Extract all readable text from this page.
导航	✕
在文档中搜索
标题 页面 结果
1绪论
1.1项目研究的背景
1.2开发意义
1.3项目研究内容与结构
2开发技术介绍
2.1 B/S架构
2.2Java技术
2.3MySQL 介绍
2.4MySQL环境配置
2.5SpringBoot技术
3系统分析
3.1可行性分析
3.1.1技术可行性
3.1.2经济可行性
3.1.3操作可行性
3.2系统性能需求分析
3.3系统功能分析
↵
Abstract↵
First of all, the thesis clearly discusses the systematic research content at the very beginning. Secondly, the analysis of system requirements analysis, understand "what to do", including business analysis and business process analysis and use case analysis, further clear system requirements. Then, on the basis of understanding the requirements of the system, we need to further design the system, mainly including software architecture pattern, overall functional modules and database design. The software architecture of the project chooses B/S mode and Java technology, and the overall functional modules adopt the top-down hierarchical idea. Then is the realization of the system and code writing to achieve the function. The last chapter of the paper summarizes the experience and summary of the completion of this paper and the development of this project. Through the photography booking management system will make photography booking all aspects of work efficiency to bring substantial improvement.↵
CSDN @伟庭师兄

........

- _THE EXERCISE_: Write the complete data out, exactly as above.

- _WRITTEN REPLY_:
Extract all readable text from this page.
导航	✕
在文档中搜索
标题 页面 结果
1绪论
1.1项目研究的背景
1.2开发意义
1.3项目研究内容与结构
2开发技术介绍
2.1 B/S架构
2.2Java技术
2.3MySQL 介绍
2.4MySQL环境配置
2.5SpringBoot技术
3系统分析
3.1可行性分析
3.1.1技术可行性
3.1.2经济可行性
3.1.3操作可行性
3.2系统性能需求分析
3.3系统功能分析
↵
Abstract↵
First of all, the thesis clearly discusses the systematic research content at the very beginning. Secondly, the analysis of system requirements analysis, understand "what to do", including business analysis and business process analysis and use case analysis, further clear system requirements. Then, on the basis of understanding the requirements of the system, we need to further design the system, mainly including software architecture pattern, overall functional modules and database design. The software architecture of the project chooses B/S mode and Java technology, and the overall functional modules adopt the top-down hierarchical idea. Then is the realization of the system and code writing to achieve the function. The last chapter of the paper summarizes the experience and summary of the completion of this paper and the development of this project. Through the photography booking management system will make photography booking all aspects of work efficiency to bring substantial improvement.↵
CSDN @伟庭师兄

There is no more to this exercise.